A magistratura fluminense está ficando mais jovem, mas nem por isso parece mais aberta a discutir certos temas. Um deles é o de direitos humanos. Embora sensibilize boa parte dos juízes do Rio de Janeiro, a questão, que sempre foi polêmica, não os leva a apoiar suas sentenças com base nos tratados internacionais sobre o assunto, como descobriu José Ricardo Cunha, doutor em Direito, na pesquisa que está empreendendo para mostrar o que pensam, e como pensam, os juízes do estado.

## [Dados]
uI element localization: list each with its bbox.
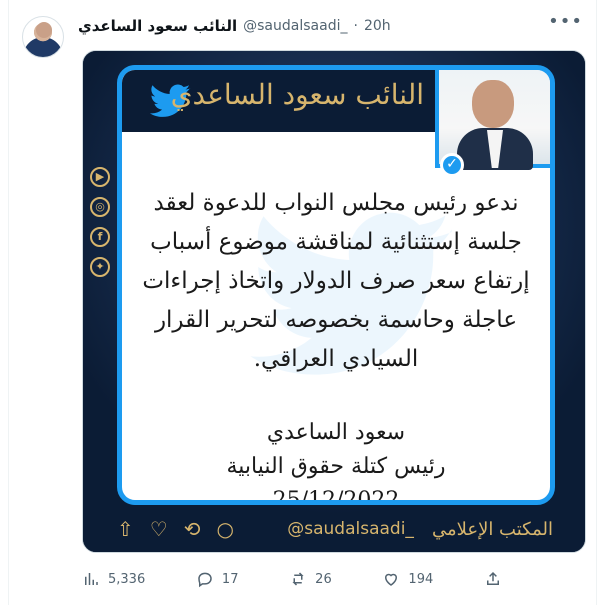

## [Instruções de trabalho]
1. No trecho sobre a magistratura fluminense, reproduza a parte entre "A magistratura fluminense" e "juízes do estado.", inclusive, substituindo "juízes" por "magistrados".
2. Segundo o trecho sobre a magistratura fluminense, quem está conduzindo a pesquisa sobre o que pensam os juízes do estado?
3. Transforme em lista o parágrafo do trecho sobre a magistratura fluminense que começa com "A magistratura fluminense está ficando mais jovem", mantendo seus fatos principais.

## [Respostas]
1.
A magistratura fluminense está ficando mais jovem, mas nem por isso parece mais aberta a discutir certos temas. Um deles é o de direitos humanos. Embora sensibilize boa parte dos magistrados do Rio de Janeiro, a questão, que sempre foi polêmica, não os leva a apoiar suas sentenças com base nos tratados internacionais sobre o assunto, como descobriu José Ricardo Cunha, doutor em Direito, na pesquisa que está empreendendo para mostrar o que pensam, e como pensam, os magistrados do estado.

2. José Ricardo Cunha, doutor em Direito.

3.
- A magistratura fluminense está ficando mais jovem, mas não parece mais aberta a discutir certos temas, como direitos humanos.
- A questão, que sempre foi polêmica, sensibiliza boa parte dos juízes do Rio de Janeiro.
- Mesmo assim, eles não apoiam suas sentenças com base nos tratados internacionais sobre o assunto.
- Isso foi descoberto por José Ricardo Cunha, doutor em Direito, na pesquisa que está fazendo para mostrar o que pensam, e como pensam, os juízes do estado.